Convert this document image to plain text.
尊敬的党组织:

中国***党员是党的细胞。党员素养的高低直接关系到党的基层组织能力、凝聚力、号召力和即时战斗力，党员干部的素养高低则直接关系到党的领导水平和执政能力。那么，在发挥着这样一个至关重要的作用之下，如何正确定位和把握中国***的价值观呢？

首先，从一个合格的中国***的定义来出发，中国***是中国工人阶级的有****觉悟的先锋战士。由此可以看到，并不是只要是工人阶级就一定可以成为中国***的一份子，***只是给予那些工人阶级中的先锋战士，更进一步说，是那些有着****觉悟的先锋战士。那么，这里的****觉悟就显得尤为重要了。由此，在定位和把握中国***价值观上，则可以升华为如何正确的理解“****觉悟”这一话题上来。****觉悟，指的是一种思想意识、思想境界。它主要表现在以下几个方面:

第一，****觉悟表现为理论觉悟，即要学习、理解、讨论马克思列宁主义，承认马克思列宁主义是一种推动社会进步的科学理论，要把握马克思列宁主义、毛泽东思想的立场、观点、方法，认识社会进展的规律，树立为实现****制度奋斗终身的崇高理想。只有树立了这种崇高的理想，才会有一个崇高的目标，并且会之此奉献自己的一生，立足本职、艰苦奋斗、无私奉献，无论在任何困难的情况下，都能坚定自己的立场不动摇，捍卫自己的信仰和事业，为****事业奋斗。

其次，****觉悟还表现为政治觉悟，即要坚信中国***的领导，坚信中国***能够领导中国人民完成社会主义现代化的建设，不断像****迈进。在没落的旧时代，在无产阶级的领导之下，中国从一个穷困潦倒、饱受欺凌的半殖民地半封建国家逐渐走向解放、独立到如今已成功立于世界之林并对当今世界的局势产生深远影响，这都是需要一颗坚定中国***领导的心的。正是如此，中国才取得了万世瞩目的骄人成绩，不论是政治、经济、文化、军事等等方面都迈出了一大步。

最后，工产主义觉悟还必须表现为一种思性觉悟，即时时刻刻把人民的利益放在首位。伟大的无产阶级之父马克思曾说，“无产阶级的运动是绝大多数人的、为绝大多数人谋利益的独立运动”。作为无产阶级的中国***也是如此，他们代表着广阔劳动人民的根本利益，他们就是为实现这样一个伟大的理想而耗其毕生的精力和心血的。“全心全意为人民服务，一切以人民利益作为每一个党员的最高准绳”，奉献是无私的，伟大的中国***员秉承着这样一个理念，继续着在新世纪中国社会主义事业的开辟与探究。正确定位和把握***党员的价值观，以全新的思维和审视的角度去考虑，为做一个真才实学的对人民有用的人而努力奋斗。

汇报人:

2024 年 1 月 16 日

--

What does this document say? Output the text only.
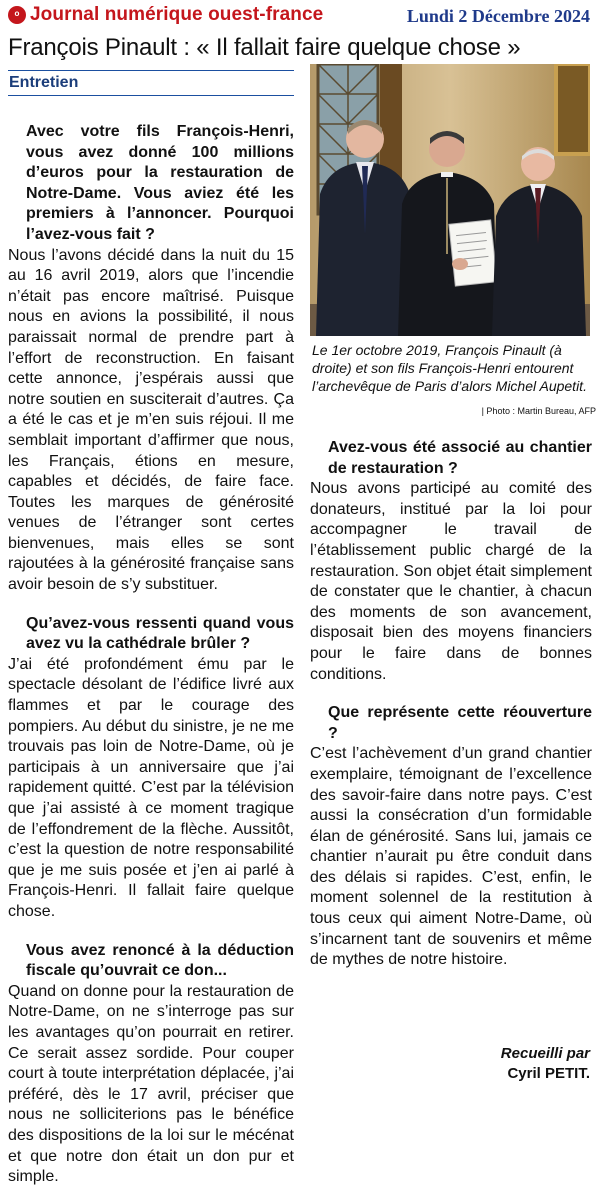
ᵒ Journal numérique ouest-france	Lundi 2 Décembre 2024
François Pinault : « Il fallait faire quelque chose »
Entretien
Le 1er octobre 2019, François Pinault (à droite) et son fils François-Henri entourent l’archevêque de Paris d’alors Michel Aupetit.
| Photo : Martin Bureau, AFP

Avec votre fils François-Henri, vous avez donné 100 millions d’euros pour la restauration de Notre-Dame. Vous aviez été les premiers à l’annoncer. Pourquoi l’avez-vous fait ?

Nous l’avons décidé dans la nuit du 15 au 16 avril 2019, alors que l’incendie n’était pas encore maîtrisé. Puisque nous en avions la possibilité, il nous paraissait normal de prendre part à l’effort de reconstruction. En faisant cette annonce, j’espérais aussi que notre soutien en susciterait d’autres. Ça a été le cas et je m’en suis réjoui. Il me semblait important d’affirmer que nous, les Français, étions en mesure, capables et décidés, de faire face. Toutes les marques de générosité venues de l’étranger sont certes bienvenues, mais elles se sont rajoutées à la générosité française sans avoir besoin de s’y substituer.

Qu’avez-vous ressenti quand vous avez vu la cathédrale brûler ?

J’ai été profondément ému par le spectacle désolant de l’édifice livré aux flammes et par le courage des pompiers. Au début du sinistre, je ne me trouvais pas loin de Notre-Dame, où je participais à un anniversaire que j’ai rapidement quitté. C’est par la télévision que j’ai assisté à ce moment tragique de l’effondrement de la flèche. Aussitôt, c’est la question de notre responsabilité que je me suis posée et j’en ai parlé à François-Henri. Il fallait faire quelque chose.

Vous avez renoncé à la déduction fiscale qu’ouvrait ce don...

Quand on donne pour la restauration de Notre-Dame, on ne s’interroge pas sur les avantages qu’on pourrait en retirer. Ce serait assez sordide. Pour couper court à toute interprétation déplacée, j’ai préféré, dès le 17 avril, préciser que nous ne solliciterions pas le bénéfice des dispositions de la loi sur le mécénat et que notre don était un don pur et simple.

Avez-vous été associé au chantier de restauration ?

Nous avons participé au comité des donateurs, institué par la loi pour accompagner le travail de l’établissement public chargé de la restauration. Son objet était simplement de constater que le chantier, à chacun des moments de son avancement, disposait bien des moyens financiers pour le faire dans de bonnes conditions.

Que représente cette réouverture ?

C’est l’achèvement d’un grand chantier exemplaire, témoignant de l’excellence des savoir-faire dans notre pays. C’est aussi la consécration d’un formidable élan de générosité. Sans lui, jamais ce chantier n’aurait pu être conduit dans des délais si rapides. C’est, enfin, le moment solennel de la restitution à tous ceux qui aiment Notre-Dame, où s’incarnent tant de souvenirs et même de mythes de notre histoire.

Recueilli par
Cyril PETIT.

Goal: From the entries above, extract every line where the word "avril" appears.

Answer to the exercise:
Nous l’avons décidé dans la nuit du 15 au 16 avril 2019, alors que l’incendie n’était pas encore maîtrisé. Puisque nous en avions la possibilité, il nous paraissait normal de prendre part à l’effort de reconstruction. En faisant cette annonce, j’espérais aussi que notre soutien en susciterait d’autres. Ça a été le cas et je m’en suis réjoui. Il me semblait important d’affirmer que nous, les Français, étions en mesure, capables et décidés, de faire face. Toutes les marques de générosité venues de l’étranger sont certes bienvenues, mais elles se sont rajoutées à la générosité française sans avoir besoin de s’y substituer.
Quand on donne pour la restauration de Notre-Dame, on ne s’interroge pas sur les avantages qu’on pourrait en retirer. Ce serait assez sordide. Pour couper court à toute interprétation déplacée, j’ai préféré, dès le 17 avril, préciser que nous ne solliciterions pas le bénéfice des dispositions de la loi sur le mécénat et que notre don était un don pur et simple.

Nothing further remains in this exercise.